Below are some records. Pull every line that contains the word "meta".

Provided data:
-- begin --

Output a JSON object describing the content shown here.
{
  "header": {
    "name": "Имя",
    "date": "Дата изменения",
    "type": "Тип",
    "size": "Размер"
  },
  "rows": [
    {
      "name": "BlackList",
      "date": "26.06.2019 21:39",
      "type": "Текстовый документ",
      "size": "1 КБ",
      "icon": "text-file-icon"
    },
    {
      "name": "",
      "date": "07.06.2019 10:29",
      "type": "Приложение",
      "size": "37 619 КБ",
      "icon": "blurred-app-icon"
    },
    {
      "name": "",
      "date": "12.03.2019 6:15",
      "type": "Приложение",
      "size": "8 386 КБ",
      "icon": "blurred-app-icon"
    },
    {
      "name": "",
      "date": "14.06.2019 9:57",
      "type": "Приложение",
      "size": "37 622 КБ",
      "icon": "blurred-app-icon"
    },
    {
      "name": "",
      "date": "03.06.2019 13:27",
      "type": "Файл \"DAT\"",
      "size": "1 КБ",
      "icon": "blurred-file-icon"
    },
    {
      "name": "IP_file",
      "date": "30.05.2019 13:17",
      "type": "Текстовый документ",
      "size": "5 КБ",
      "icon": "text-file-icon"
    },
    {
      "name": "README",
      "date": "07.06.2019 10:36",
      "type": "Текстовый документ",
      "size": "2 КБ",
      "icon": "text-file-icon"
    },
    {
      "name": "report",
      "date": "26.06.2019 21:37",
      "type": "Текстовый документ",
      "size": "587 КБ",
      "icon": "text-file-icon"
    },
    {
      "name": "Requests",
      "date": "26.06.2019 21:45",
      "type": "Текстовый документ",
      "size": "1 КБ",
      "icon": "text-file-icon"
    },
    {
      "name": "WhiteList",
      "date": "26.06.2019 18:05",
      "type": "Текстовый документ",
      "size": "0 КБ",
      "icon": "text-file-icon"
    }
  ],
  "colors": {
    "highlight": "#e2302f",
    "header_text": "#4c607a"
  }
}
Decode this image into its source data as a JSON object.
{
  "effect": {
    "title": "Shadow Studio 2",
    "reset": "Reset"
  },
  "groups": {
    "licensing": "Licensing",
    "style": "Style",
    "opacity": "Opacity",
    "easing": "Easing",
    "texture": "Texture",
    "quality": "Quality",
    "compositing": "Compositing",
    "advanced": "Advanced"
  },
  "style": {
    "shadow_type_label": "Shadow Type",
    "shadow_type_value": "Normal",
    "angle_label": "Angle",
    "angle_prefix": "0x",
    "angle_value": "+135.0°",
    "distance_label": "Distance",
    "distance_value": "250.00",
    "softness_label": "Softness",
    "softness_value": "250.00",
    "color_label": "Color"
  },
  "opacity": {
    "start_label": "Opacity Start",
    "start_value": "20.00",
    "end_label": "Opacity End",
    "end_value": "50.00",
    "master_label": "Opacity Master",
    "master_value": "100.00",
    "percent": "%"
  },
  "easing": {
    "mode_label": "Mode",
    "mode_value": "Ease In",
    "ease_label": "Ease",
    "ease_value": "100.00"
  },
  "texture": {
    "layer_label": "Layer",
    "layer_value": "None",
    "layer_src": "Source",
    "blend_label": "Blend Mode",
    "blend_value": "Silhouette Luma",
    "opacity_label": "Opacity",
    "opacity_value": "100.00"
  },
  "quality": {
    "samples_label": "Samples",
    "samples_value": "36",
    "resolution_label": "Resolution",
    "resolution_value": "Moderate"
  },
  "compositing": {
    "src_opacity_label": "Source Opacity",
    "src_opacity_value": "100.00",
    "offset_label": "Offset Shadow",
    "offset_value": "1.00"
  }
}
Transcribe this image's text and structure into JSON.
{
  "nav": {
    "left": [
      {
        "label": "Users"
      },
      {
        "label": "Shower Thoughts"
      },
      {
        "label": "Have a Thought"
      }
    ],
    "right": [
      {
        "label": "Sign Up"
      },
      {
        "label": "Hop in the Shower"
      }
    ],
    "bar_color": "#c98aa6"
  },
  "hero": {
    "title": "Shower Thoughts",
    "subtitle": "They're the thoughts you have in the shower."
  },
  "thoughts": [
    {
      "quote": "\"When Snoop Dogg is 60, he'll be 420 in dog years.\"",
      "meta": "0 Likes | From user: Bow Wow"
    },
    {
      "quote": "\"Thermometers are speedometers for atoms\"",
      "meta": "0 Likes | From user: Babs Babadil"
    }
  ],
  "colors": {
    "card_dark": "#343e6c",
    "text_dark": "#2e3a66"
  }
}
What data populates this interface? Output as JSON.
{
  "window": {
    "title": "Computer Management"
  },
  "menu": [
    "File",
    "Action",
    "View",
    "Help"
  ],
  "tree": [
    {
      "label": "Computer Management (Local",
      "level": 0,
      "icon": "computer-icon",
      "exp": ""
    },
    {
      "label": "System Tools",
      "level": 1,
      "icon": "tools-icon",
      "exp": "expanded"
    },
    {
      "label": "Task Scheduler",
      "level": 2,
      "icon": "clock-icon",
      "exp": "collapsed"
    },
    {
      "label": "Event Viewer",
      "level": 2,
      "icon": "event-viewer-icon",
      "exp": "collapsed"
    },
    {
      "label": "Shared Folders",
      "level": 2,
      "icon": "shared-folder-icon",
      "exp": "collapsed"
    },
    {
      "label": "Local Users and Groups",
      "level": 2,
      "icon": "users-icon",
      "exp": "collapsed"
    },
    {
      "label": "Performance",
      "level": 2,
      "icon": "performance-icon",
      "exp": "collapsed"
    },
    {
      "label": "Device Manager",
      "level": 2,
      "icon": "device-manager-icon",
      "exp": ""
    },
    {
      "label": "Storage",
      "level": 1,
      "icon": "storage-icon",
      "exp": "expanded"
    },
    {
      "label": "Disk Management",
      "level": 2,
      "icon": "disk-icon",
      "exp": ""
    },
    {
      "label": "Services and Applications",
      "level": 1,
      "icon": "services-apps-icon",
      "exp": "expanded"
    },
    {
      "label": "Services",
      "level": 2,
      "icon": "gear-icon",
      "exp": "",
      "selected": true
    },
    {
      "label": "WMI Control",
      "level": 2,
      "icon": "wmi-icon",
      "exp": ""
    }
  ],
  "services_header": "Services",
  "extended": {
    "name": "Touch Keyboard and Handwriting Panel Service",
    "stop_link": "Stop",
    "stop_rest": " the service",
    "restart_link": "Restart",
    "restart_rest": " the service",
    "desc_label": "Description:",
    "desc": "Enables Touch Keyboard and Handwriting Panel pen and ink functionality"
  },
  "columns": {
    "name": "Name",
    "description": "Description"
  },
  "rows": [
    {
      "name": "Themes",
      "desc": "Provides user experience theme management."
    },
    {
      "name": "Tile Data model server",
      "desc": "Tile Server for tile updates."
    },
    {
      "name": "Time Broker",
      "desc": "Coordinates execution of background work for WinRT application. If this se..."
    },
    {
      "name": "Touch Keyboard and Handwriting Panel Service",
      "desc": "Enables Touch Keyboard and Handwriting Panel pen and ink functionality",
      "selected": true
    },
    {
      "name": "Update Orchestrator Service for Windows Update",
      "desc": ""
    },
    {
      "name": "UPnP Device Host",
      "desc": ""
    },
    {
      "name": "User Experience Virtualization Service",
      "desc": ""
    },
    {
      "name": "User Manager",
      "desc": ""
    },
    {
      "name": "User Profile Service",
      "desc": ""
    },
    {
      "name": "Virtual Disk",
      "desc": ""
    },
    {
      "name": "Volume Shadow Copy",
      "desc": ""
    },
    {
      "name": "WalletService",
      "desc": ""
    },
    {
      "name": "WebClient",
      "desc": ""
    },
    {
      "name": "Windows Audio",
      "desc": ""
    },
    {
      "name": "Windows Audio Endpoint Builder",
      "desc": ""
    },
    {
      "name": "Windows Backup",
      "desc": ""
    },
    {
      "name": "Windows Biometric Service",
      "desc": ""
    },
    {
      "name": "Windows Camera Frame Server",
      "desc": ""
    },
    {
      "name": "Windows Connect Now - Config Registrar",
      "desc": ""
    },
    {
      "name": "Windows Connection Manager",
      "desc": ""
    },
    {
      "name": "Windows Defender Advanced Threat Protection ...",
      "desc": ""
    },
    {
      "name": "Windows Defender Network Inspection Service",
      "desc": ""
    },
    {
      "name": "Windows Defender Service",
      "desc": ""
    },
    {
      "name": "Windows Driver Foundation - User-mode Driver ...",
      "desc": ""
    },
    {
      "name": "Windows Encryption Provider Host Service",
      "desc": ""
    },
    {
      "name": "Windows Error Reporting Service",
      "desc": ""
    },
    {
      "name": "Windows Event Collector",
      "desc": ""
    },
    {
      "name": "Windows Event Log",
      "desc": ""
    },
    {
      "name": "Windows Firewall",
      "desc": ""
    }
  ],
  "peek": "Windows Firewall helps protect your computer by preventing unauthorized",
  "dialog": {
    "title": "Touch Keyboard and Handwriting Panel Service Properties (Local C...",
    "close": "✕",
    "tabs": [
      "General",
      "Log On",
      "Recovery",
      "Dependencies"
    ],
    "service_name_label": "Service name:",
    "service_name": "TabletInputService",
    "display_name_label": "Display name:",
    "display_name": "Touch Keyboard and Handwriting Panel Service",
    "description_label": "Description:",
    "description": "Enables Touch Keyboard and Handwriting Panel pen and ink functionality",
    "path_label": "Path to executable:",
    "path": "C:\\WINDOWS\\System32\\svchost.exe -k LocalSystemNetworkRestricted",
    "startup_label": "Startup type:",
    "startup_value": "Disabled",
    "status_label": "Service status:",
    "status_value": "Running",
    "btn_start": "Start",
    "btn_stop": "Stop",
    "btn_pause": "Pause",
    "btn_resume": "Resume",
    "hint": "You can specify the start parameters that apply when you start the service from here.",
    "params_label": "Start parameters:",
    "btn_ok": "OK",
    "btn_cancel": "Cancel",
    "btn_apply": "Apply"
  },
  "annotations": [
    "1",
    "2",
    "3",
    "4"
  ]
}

-- end --

Written solution:
      "meta": "0 Likes | From user: Bow Wow"
      "meta": "0 Likes | From user: Babs Babadil"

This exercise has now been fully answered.